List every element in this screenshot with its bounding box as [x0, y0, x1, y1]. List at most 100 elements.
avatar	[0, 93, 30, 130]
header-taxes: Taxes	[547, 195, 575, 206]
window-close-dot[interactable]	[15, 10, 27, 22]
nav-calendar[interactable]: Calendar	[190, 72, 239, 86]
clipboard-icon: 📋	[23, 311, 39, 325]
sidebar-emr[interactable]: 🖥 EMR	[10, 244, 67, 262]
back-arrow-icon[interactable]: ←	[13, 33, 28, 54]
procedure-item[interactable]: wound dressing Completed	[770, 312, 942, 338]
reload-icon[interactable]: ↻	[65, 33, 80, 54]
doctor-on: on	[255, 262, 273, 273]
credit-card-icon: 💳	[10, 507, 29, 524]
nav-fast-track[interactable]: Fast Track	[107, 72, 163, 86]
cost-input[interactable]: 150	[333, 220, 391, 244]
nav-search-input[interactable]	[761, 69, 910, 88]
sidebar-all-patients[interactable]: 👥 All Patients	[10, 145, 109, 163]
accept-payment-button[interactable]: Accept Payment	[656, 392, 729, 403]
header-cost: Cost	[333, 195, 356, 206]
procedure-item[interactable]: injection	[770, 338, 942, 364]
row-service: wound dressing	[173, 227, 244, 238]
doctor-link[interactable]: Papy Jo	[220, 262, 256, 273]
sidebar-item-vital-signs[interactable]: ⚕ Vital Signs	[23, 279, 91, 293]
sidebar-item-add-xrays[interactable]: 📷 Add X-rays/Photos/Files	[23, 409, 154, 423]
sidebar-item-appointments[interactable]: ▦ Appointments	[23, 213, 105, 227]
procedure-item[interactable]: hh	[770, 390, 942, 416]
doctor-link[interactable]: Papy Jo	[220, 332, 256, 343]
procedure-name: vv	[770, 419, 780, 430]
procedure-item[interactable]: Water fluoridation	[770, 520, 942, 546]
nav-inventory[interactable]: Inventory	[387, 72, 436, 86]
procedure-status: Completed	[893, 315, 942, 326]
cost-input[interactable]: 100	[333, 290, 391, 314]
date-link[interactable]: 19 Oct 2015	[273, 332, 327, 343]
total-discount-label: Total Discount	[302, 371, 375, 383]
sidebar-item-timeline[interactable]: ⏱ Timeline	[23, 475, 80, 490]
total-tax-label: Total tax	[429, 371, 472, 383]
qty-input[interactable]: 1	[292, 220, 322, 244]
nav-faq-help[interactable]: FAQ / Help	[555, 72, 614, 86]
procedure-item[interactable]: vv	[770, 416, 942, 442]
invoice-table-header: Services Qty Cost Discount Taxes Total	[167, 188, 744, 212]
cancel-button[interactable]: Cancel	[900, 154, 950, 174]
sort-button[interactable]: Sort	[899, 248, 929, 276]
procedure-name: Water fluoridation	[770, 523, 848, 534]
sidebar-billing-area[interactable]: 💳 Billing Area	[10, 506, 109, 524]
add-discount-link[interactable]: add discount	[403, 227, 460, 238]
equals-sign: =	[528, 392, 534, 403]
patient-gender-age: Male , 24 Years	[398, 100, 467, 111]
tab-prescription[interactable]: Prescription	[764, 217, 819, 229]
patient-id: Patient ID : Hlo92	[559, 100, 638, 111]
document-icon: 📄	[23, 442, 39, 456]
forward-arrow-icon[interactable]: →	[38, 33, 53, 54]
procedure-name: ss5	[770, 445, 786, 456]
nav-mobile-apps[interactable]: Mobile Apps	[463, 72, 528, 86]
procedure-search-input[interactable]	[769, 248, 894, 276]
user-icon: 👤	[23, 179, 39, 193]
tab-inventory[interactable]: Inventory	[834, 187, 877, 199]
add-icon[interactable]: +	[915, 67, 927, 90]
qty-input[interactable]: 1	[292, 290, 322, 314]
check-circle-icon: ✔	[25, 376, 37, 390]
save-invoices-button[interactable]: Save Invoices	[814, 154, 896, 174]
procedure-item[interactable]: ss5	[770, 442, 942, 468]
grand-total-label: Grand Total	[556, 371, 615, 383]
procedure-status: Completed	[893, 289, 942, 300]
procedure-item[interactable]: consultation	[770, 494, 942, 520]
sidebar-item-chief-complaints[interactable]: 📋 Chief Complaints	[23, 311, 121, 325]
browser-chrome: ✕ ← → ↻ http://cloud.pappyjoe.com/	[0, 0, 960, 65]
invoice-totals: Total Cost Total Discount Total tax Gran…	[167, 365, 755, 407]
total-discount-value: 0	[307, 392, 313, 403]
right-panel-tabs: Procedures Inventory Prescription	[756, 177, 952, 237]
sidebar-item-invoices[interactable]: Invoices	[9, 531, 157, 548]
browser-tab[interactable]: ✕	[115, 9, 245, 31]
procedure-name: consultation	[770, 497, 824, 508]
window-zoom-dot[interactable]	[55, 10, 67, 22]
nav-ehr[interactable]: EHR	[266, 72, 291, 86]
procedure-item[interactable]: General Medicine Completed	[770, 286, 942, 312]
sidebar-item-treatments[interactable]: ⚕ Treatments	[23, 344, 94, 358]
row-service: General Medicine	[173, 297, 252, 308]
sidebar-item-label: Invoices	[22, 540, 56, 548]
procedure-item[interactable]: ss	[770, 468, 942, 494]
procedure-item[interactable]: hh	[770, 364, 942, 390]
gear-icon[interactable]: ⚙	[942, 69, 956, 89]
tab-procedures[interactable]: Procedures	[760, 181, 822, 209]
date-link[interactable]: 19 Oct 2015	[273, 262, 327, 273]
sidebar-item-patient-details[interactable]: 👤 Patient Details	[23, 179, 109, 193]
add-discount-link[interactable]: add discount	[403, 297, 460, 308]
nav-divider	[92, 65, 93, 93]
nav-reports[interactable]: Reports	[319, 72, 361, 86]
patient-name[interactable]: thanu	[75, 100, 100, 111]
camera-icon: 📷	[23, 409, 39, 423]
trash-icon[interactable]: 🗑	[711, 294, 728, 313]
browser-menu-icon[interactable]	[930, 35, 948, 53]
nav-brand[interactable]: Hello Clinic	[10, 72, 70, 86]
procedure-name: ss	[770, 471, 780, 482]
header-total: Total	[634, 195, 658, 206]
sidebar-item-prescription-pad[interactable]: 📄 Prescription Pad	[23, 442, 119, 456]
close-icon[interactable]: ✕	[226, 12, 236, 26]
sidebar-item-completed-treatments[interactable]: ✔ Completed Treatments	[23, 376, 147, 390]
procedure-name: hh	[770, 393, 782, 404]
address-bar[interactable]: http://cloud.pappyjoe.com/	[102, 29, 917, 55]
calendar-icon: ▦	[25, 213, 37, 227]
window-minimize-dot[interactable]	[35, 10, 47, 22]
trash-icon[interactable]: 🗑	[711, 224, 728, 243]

- YOUR OBJECTIVE
Scan each line of the entries above for the word "arrow" and report how many lines contain it, with nothing else.

- ANSWER SECTION
2